[TASK GOAL]: Leave out any picture and return the remaining listing below exactly as given.
╭─ RECORDS FOR THIS TASK
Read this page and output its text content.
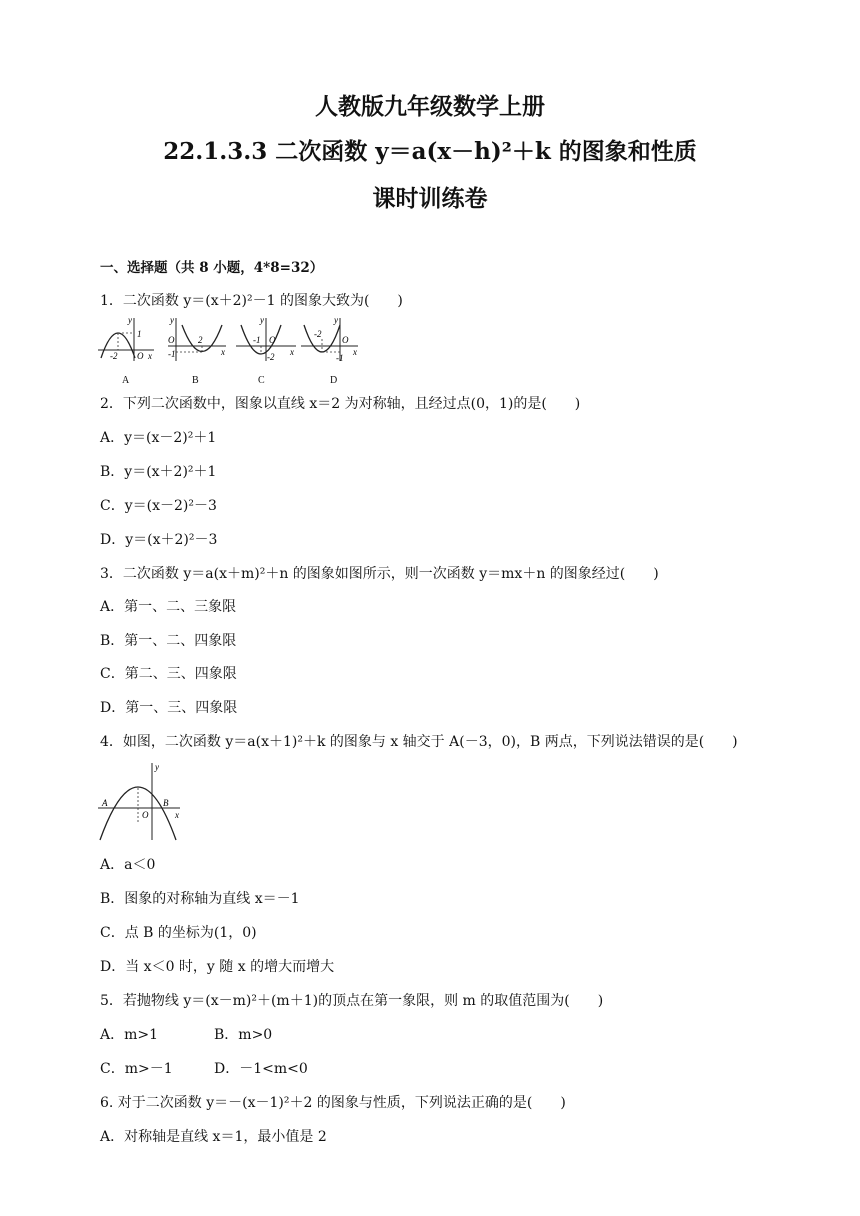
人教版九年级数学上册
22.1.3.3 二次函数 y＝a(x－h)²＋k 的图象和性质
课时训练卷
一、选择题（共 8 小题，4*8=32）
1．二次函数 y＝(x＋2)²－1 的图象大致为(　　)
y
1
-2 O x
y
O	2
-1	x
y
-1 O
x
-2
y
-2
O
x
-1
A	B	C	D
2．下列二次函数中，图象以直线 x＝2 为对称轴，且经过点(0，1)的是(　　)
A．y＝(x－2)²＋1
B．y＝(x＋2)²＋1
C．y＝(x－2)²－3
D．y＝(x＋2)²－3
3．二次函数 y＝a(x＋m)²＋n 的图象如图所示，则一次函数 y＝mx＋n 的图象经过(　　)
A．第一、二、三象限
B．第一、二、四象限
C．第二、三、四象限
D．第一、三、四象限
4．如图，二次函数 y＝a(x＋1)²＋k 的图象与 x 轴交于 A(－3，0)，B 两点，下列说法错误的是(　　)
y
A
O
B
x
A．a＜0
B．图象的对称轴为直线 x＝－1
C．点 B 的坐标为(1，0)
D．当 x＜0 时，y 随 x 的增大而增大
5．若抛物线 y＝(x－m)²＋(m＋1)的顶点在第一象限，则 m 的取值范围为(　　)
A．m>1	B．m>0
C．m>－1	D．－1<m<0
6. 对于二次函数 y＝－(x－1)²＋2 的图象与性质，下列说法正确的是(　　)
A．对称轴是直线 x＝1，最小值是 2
╰─
[WRITTEN ANSWER]:
Read this page and output its text content.
人教版九年级数学上册
22.1.3.3 二次函数 y＝a(x－h)²＋k 的图象和性质
课时训练卷
一、选择题（共 8 小题，4*8=32）
1．二次函数 y＝(x＋2)²－1 的图象大致为(　　)
y
1
-2 O x
y
O	2
-1	x
y
-1 O
x
-2
y
-2
O
x
-1
A	B	C	D
2．下列二次函数中，图象以直线 x＝2 为对称轴，且经过点(0，1)的是(　　)
A．y＝(x－2)²＋1
B．y＝(x＋2)²＋1
C．y＝(x－2)²－3
D．y＝(x＋2)²－3
3．二次函数 y＝a(x＋m)²＋n 的图象如图所示，则一次函数 y＝mx＋n 的图象经过(　　)
A．第一、二、三象限
B．第一、二、四象限
C．第二、三、四象限
D．第一、三、四象限
4．如图，二次函数 y＝a(x＋1)²＋k 的图象与 x 轴交于 A(－3，0)，B 两点，下列说法错误的是(　　)
y
A
O
B
x
A．a＜0
B．图象的对称轴为直线 x＝－1
C．点 B 的坐标为(1，0)
D．当 x＜0 时，y 随 x 的增大而增大
5．若抛物线 y＝(x－m)²＋(m＋1)的顶点在第一象限，则 m 的取值范围为(　　)
A．m>1	B．m>0
C．m>－1	D．－1<m<0
6. 对于二次函数 y＝－(x－1)²＋2 的图象与性质，下列说法正确的是(　　)
A．对称轴是直线 x＝1，最小值是 2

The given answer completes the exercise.